> **Exercise directions**: Extract every line of the material that holds the string "color".

— Start of Material supplied —

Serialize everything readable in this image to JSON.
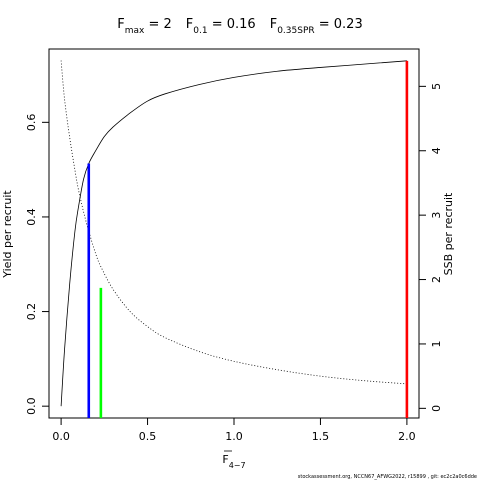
{
  "chart_data": {
    "type": "line",
    "title_parts": [
      {
        "main": "F",
        "sub": "max",
        "rest": " = 2"
      },
      {
        "main": "F",
        "sub": "0.1",
        "rest": " = 0.16"
      },
      {
        "main": "F",
        "sub": "0.35SPR",
        "rest": " = 0.23"
      }
    ],
    "xlabel": {
      "main": "F",
      "sub": "4−7",
      "overline": true
    },
    "ylabel_left": "Yield per recruit",
    "ylabel_right": "SSB per recruit",
    "xlim": [
      -0.07,
      2.07
    ],
    "ylim_left": [
      -0.025,
      0.755
    ],
    "ylim_right": [
      -0.15,
      5.58
    ],
    "x_ticks": [
      0,
      0.5,
      1.0,
      1.5,
      2.0
    ],
    "x_tick_labels": [
      "0.0",
      "0.5",
      "1.0",
      "1.5",
      "2.0"
    ],
    "y_left_ticks": [
      0,
      0.2,
      0.4,
      0.6
    ],
    "y_left_tick_labels": [
      "0.0",
      "0.2",
      "0.4",
      "0.6"
    ],
    "y_right_ticks": [
      0,
      1,
      2,
      3,
      4,
      5
    ],
    "y_right_tick_labels": [
      "0",
      "1",
      "2",
      "3",
      "4",
      "5"
    ],
    "series": [
      {
        "axis": "left",
        "style": "solid",
        "x": [
          0,
          0.02,
          0.05,
          0.08,
          0.1,
          0.13,
          0.16,
          0.2,
          0.25,
          0.3,
          0.4,
          0.5,
          0.6,
          0.8,
          1.0,
          1.25,
          1.5,
          1.75,
          2.0
        ],
        "y": [
          0.0,
          0.12,
          0.26,
          0.37,
          0.42,
          0.48,
          0.513,
          0.54,
          0.57,
          0.59,
          0.62,
          0.645,
          0.66,
          0.68,
          0.695,
          0.708,
          0.716,
          0.723,
          0.73
        ]
      },
      {
        "axis": "right",
        "style": "dotted",
        "x": [
          0,
          0.02,
          0.05,
          0.08,
          0.1,
          0.13,
          0.16,
          0.2,
          0.23,
          0.3,
          0.4,
          0.5,
          0.6,
          0.8,
          1.0,
          1.25,
          1.5,
          1.75,
          2.0
        ],
        "y": [
          5.4,
          4.8,
          4.2,
          3.7,
          3.4,
          3.05,
          2.75,
          2.4,
          2.2,
          1.85,
          1.5,
          1.27,
          1.1,
          0.88,
          0.73,
          0.6,
          0.5,
          0.43,
          0.38
        ]
      }
    ],
    "reference_lines": [
      {
        "x": 0.16,
        "y_top": 0.513,
        "color": "#0000ff"
      },
      {
        "x": 0.23,
        "y_top": 0.25,
        "color": "#00ff00"
      },
      {
        "x": 2.0,
        "y_top": 0.73,
        "color": "#ff0000"
      }
    ],
    "footer": "stockassessment.org, NCCN67_AFWG2022, r15899 , git: ec2c2a0c6dde"
  }
}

— End of Material supplied —

> **Complete answer**:
        "color": "#0000ff"
        "color": "#00ff00"
        "color": "#ff0000"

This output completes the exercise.